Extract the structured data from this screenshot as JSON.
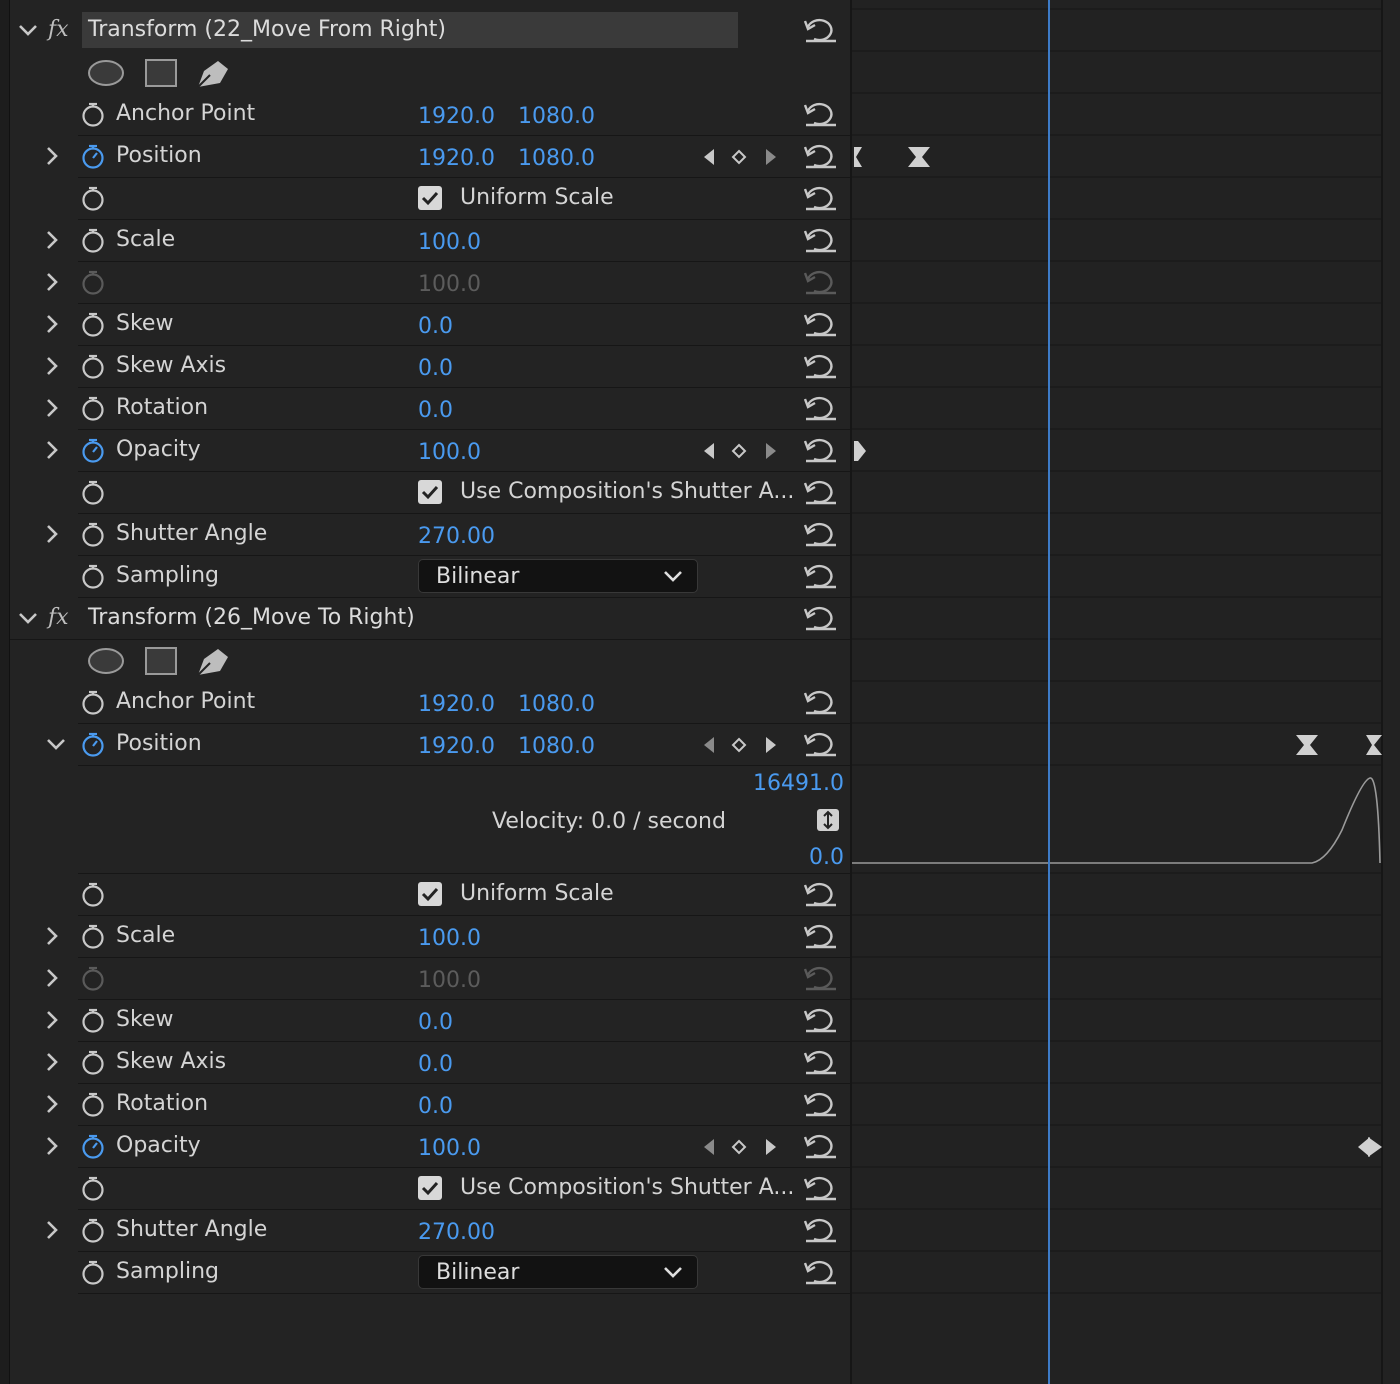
{
  "colors": {
    "background": "#232323",
    "value_blue": "#4a9aef",
    "playhead": "#3d7bc7",
    "text": "#d4d4d4"
  },
  "effect1": {
    "fx_label": "fx",
    "title": "Transform (22_Move From Right)",
    "anchor_point": {
      "label": "Anchor Point",
      "x": "1920.0",
      "y": "1080.0"
    },
    "position": {
      "label": "Position",
      "x": "1920.0",
      "y": "1080.0"
    },
    "uniform_scale": {
      "label": "Uniform Scale",
      "checked": true
    },
    "scale": {
      "label": "Scale",
      "value": "100.0"
    },
    "scale_width": {
      "value": "100.0"
    },
    "skew": {
      "label": "Skew",
      "value": "0.0"
    },
    "skew_axis": {
      "label": "Skew Axis",
      "value": "0.0"
    },
    "rotation": {
      "label": "Rotation",
      "value": "0.0"
    },
    "opacity": {
      "label": "Opacity",
      "value": "100.0"
    },
    "use_comp_shutter": {
      "label": "Use Composition's Shutter A...",
      "checked": true
    },
    "shutter_angle": {
      "label": "Shutter Angle",
      "value": "270.00"
    },
    "sampling": {
      "label": "Sampling",
      "value": "Bilinear"
    }
  },
  "effect2": {
    "fx_label": "fx",
    "title": "Transform (26_Move To Right)",
    "anchor_point": {
      "label": "Anchor Point",
      "x": "1920.0",
      "y": "1080.0"
    },
    "position": {
      "label": "Position",
      "x": "1920.0",
      "y": "1080.0"
    },
    "velocity_graph": {
      "max": "16491.0",
      "min": "0.0",
      "velocity_label": "Velocity: 0.0 / second"
    },
    "uniform_scale": {
      "label": "Uniform Scale",
      "checked": true
    },
    "scale": {
      "label": "Scale",
      "value": "100.0"
    },
    "scale_width": {
      "value": "100.0"
    },
    "skew": {
      "label": "Skew",
      "value": "0.0"
    },
    "skew_axis": {
      "label": "Skew Axis",
      "value": "0.0"
    },
    "rotation": {
      "label": "Rotation",
      "value": "0.0"
    },
    "opacity": {
      "label": "Opacity",
      "value": "100.0"
    },
    "use_comp_shutter": {
      "label": "Use Composition's Shutter A...",
      "checked": true
    },
    "shutter_angle": {
      "label": "Shutter Angle",
      "value": "270.00"
    },
    "sampling": {
      "label": "Sampling",
      "value": "Bilinear"
    }
  }
}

★ ★ ★

— GOAL —
Nothing in the entries should change as you copy them, except that the pictures are left out.

— TASK RESULT —
Extract the structured data from this screenshot as JSON.
{
  "colors": {
    "background": "#232323",
    "value_blue": "#4a9aef",
    "playhead": "#3d7bc7",
    "text": "#d4d4d4"
  },
  "effect1": {
    "fx_label": "fx",
    "title": "Transform (22_Move From Right)",
    "anchor_point": {
      "label": "Anchor Point",
      "x": "1920.0",
      "y": "1080.0"
    },
    "position": {
      "label": "Position",
      "x": "1920.0",
      "y": "1080.0"
    },
    "uniform_scale": {
      "label": "Uniform Scale",
      "checked": true
    },
    "scale": {
      "label": "Scale",
      "value": "100.0"
    },
    "scale_width": {
      "value": "100.0"
    },
    "skew": {
      "label": "Skew",
      "value": "0.0"
    },
    "skew_axis": {
      "label": "Skew Axis",
      "value": "0.0"
    },
    "rotation": {
      "label": "Rotation",
      "value": "0.0"
    },
    "opacity": {
      "label": "Opacity",
      "value": "100.0"
    },
    "use_comp_shutter": {
      "label": "Use Composition's Shutter A...",
      "checked": true
    },
    "shutter_angle": {
      "label": "Shutter Angle",
      "value": "270.00"
    },
    "sampling": {
      "label": "Sampling",
      "value": "Bilinear"
    }
  },
  "effect2": {
    "fx_label": "fx",
    "title": "Transform (26_Move To Right)",
    "anchor_point": {
      "label": "Anchor Point",
      "x": "1920.0",
      "y": "1080.0"
    },
    "position": {
      "label": "Position",
      "x": "1920.0",
      "y": "1080.0"
    },
    "velocity_graph": {
      "max": "16491.0",
      "min": "0.0",
      "velocity_label": "Velocity: 0.0 / second"
    },
    "uniform_scale": {
      "label": "Uniform Scale",
      "checked": true
    },
    "scale": {
      "label": "Scale",
      "value": "100.0"
    },
    "scale_width": {
      "value": "100.0"
    },
    "skew": {
      "label": "Skew",
      "value": "0.0"
    },
    "skew_axis": {
      "label": "Skew Axis",
      "value": "0.0"
    },
    "rotation": {
      "label": "Rotation",
      "value": "0.0"
    },
    "opacity": {
      "label": "Opacity",
      "value": "100.0"
    },
    "use_comp_shutter": {
      "label": "Use Composition's Shutter A...",
      "checked": true
    },
    "shutter_angle": {
      "label": "Shutter Angle",
      "value": "270.00"
    },
    "sampling": {
      "label": "Sampling",
      "value": "Bilinear"
    }
  }
}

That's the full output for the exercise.